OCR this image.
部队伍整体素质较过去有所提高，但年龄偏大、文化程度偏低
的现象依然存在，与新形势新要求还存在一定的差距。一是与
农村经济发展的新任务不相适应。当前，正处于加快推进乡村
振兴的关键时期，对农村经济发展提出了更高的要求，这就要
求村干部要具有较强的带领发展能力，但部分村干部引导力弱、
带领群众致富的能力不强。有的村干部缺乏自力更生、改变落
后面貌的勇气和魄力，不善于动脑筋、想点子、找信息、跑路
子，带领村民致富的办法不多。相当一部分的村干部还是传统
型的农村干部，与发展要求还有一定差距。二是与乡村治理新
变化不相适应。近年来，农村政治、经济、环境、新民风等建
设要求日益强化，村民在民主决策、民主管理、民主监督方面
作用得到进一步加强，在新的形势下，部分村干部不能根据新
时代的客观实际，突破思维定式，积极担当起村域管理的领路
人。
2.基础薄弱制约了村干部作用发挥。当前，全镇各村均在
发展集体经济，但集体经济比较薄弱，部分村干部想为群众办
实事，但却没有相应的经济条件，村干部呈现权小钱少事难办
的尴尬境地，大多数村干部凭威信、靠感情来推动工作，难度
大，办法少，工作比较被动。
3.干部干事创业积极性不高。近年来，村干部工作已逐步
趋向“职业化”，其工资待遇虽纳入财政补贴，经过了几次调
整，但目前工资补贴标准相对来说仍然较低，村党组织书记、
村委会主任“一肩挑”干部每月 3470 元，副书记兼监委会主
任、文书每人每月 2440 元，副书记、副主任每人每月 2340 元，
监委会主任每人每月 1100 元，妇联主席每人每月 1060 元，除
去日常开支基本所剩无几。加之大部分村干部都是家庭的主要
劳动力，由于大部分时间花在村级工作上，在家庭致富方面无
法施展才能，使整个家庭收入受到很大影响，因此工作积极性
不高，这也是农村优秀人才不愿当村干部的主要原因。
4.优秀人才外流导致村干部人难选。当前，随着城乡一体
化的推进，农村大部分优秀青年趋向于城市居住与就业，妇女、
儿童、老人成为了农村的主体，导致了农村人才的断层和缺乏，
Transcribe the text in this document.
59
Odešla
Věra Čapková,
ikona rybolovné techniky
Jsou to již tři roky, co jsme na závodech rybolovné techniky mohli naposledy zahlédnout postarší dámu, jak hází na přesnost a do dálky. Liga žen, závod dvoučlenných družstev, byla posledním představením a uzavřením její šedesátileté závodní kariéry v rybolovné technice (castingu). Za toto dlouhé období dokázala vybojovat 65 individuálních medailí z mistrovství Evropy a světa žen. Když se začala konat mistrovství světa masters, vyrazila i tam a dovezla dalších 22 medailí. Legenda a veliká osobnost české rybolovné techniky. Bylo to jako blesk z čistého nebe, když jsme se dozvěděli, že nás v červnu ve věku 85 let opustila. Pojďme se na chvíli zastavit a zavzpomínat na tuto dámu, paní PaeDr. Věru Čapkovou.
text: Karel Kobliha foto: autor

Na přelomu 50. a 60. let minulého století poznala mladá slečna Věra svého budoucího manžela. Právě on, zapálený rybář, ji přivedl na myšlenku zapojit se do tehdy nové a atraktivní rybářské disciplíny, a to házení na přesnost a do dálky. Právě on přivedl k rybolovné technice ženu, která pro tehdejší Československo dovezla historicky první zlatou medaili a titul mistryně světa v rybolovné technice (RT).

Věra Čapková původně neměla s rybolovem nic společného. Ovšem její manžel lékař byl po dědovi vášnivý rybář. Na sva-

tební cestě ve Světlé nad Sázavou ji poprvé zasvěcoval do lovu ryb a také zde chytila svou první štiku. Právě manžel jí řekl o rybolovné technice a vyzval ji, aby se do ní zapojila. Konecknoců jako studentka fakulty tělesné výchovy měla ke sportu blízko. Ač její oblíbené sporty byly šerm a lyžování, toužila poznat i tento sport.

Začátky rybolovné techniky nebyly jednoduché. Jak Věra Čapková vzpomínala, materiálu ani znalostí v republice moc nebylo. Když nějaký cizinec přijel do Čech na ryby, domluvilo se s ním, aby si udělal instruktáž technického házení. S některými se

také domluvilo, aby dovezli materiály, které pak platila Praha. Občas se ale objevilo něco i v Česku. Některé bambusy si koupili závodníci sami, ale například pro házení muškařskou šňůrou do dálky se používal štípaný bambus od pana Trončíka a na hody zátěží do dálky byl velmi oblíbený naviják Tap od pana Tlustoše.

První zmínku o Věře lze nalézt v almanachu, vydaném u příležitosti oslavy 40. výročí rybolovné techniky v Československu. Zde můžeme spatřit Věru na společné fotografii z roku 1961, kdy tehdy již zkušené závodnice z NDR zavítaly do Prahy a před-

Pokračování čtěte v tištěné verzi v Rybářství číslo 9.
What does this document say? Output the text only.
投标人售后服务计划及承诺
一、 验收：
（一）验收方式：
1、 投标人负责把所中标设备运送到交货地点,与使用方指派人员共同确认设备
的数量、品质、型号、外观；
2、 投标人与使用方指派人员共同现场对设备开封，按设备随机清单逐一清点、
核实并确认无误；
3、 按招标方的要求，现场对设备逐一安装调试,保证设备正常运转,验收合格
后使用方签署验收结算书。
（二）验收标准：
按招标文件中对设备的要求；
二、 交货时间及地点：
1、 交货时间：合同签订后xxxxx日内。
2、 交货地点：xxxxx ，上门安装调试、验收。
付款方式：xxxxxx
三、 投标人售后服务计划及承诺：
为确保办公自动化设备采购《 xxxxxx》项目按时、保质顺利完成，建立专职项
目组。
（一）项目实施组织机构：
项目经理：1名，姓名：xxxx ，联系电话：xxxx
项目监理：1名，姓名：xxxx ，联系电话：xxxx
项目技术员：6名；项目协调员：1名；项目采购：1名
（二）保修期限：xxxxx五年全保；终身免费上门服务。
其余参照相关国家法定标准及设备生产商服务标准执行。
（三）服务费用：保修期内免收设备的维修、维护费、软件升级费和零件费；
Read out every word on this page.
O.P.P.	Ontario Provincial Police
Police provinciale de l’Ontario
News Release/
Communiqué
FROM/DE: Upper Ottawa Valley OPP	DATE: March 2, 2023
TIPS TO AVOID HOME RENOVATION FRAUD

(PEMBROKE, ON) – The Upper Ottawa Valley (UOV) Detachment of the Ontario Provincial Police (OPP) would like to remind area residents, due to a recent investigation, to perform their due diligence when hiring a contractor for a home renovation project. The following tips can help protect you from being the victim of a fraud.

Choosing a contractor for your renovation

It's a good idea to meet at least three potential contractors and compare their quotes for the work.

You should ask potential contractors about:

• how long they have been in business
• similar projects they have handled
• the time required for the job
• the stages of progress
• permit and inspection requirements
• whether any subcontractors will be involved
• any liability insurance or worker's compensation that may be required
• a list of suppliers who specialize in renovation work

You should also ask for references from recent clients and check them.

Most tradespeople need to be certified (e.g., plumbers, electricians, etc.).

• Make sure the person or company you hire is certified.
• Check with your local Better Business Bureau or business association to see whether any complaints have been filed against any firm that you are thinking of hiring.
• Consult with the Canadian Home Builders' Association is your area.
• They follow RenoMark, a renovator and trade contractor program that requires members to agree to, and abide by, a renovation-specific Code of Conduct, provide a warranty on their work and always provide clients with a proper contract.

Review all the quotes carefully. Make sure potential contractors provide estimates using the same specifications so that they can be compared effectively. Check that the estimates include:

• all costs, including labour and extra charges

^^^^

§ Stated exercise: Repeat the data above exactly.

§ Task output:
OCR this image.
部队伍整体素质较过去有所提高，但年龄偏大、文化程度偏低
的现象依然存在，与新形势新要求还存在一定的差距。一是与
农村经济发展的新任务不相适应。当前，正处于加快推进乡村
振兴的关键时期，对农村经济发展提出了更高的要求，这就要
求村干部要具有较强的带领发展能力，但部分村干部引导力弱、
带领群众致富的能力不强。有的村干部缺乏自力更生、改变落
后面貌的勇气和魄力，不善于动脑筋、想点子、找信息、跑路
子，带领村民致富的办法不多。相当一部分的村干部还是传统
型的农村干部，与发展要求还有一定差距。二是与乡村治理新
变化不相适应。近年来，农村政治、经济、环境、新民风等建
设要求日益强化，村民在民主决策、民主管理、民主监督方面
作用得到进一步加强，在新的形势下，部分村干部不能根据新
时代的客观实际，突破思维定式，积极担当起村域管理的领路
人。
2.基础薄弱制约了村干部作用发挥。当前，全镇各村均在
发展集体经济，但集体经济比较薄弱，部分村干部想为群众办
实事，但却没有相应的经济条件，村干部呈现权小钱少事难办
的尴尬境地，大多数村干部凭威信、靠感情来推动工作，难度
大，办法少，工作比较被动。
3.干部干事创业积极性不高。近年来，村干部工作已逐步
趋向“职业化”，其工资待遇虽纳入财政补贴，经过了几次调
整，但目前工资补贴标准相对来说仍然较低，村党组织书记、
村委会主任“一肩挑”干部每月 3470 元，副书记兼监委会主
任、文书每人每月 2440 元，副书记、副主任每人每月 2340 元，
监委会主任每人每月 1100 元，妇联主席每人每月 1060 元，除
去日常开支基本所剩无几。加之大部分村干部都是家庭的主要
劳动力，由于大部分时间花在村级工作上，在家庭致富方面无
法施展才能，使整个家庭收入受到很大影响，因此工作积极性
不高，这也是农村优秀人才不愿当村干部的主要原因。
4.优秀人才外流导致村干部人难选。当前，随着城乡一体
化的推进，农村大部分优秀青年趋向于城市居住与就业，妇女、
儿童、老人成为了农村的主体，导致了农村人才的断层和缺乏，
Transcribe the text in this document.
59
Odešla
Věra Čapková,
ikona rybolovné techniky
Jsou to již tři roky, co jsme na závodech rybolovné techniky mohli naposledy zahlédnout postarší dámu, jak hází na přesnost a do dálky. Liga žen, závod dvoučlenných družstev, byla posledním představením a uzavřením její šedesátileté závodní kariéry v rybolovné technice (castingu). Za toto dlouhé období dokázala vybojovat 65 individuálních medailí z mistrovství Evropy a světa žen. Když se začala konat mistrovství světa masters, vyrazila i tam a dovezla dalších 22 medailí. Legenda a veliká osobnost české rybolovné techniky. Bylo to jako blesk z čistého nebe, když jsme se dozvěděli, že nás v červnu ve věku 85 let opustila. Pojďme se na chvíli zastavit a zavzpomínat na tuto dámu, paní PaeDr. Věru Čapkovou.
text: Karel Kobliha foto: autor

Na přelomu 50. a 60. let minulého století poznala mladá slečna Věra svého budoucího manžela. Právě on, zapálený rybář, ji přivedl na myšlenku zapojit se do tehdy nové a atraktivní rybářské disciplíny, a to házení na přesnost a do dálky. Právě on přivedl k rybolovné technice ženu, která pro tehdejší Československo dovezla historicky první zlatou medaili a titul mistryně světa v rybolovné technice (RT).

Věra Čapková původně neměla s rybolovem nic společného. Ovšem její manžel lékař byl po dědovi vášnivý rybář. Na sva-

tební cestě ve Světlé nad Sázavou ji poprvé zasvěcoval do lovu ryb a také zde chytila svou první štiku. Právě manžel jí řekl o rybolovné technice a vyzval ji, aby se do ní zapojila. Konecknoců jako studentka fakulty tělesné výchovy měla ke sportu blízko. Ač její oblíbené sporty byly šerm a lyžování, toužila poznat i tento sport.

Začátky rybolovné techniky nebyly jednoduché. Jak Věra Čapková vzpomínala, materiálu ani znalostí v republice moc nebylo. Když nějaký cizinec přijel do Čech na ryby, domluvilo se s ním, aby si udělal instruktáž technického házení. S některými se

také domluvilo, aby dovezli materiály, které pak platila Praha. Občas se ale objevilo něco i v Česku. Některé bambusy si koupili závodníci sami, ale například pro házení muškařskou šňůrou do dálky se používal štípaný bambus od pana Trončíka a na hody zátěží do dálky byl velmi oblíbený naviják Tap od pana Tlustoše.

První zmínku o Věře lze nalézt v almanachu, vydaném u příležitosti oslavy 40. výročí rybolovné techniky v Československu. Zde můžeme spatřit Věru na společné fotografii z roku 1961, kdy tehdy již zkušené závodnice z NDR zavítaly do Prahy a před-

Pokračování čtěte v tištěné verzi v Rybářství číslo 9.
What does this document say? Output the text only.
投标人售后服务计划及承诺
一、 验收：
（一）验收方式：
1、 投标人负责把所中标设备运送到交货地点,与使用方指派人员共同确认设备
的数量、品质、型号、外观；
2、 投标人与使用方指派人员共同现场对设备开封，按设备随机清单逐一清点、
核实并确认无误；
3、 按招标方的要求，现场对设备逐一安装调试,保证设备正常运转,验收合格
后使用方签署验收结算书。
（二）验收标准：
按招标文件中对设备的要求；
二、 交货时间及地点：
1、 交货时间：合同签订后xxxxx日内。
2、 交货地点：xxxxx ，上门安装调试、验收。
付款方式：xxxxxx
三、 投标人售后服务计划及承诺：
为确保办公自动化设备采购《 xxxxxx》项目按时、保质顺利完成，建立专职项
目组。
（一）项目实施组织机构：
项目经理：1名，姓名：xxxx ，联系电话：xxxx
项目监理：1名，姓名：xxxx ，联系电话：xxxx
项目技术员：6名；项目协调员：1名；项目采购：1名
（二）保修期限：xxxxx五年全保；终身免费上门服务。
其余参照相关国家法定标准及设备生产商服务标准执行。
（三）服务费用：保修期内免收设备的维修、维护费、软件升级费和零件费；
Read out every word on this page.
O.P.P.	Ontario Provincial Police
Police provinciale de l’Ontario
News Release/
Communiqué
FROM/DE: Upper Ottawa Valley OPP	DATE: March 2, 2023
TIPS TO AVOID HOME RENOVATION FRAUD

(PEMBROKE, ON) – The Upper Ottawa Valley (UOV) Detachment of the Ontario Provincial Police (OPP) would like to remind area residents, due to a recent investigation, to perform their due diligence when hiring a contractor for a home renovation project. The following tips can help protect you from being the victim of a fraud.

Choosing a contractor for your renovation

It's a good idea to meet at least three potential contractors and compare their quotes for the work.

You should ask potential contractors about:

• how long they have been in business
• similar projects they have handled
• the time required for the job
• the stages of progress
• permit and inspection requirements
• whether any subcontractors will be involved
• any liability insurance or worker's compensation that may be required
• a list of suppliers who specialize in renovation work

You should also ask for references from recent clients and check them.

Most tradespeople need to be certified (e.g., plumbers, electricians, etc.).

• Make sure the person or company you hire is certified.
• Check with your local Better Business Bureau or business association to see whether any complaints have been filed against any firm that you are thinking of hiring.
• Consult with the Canadian Home Builders' Association is your area.
• They follow RenoMark, a renovator and trade contractor program that requires members to agree to, and abide by, a renovation-specific Code of Conduct, provide a warranty on their work and always provide clients with a proper contract.

Review all the quotes carefully. Make sure potential contractors provide estimates using the same specifications so that they can be compared effectively. Check that the estimates include:

• all costs, including labour and extra charges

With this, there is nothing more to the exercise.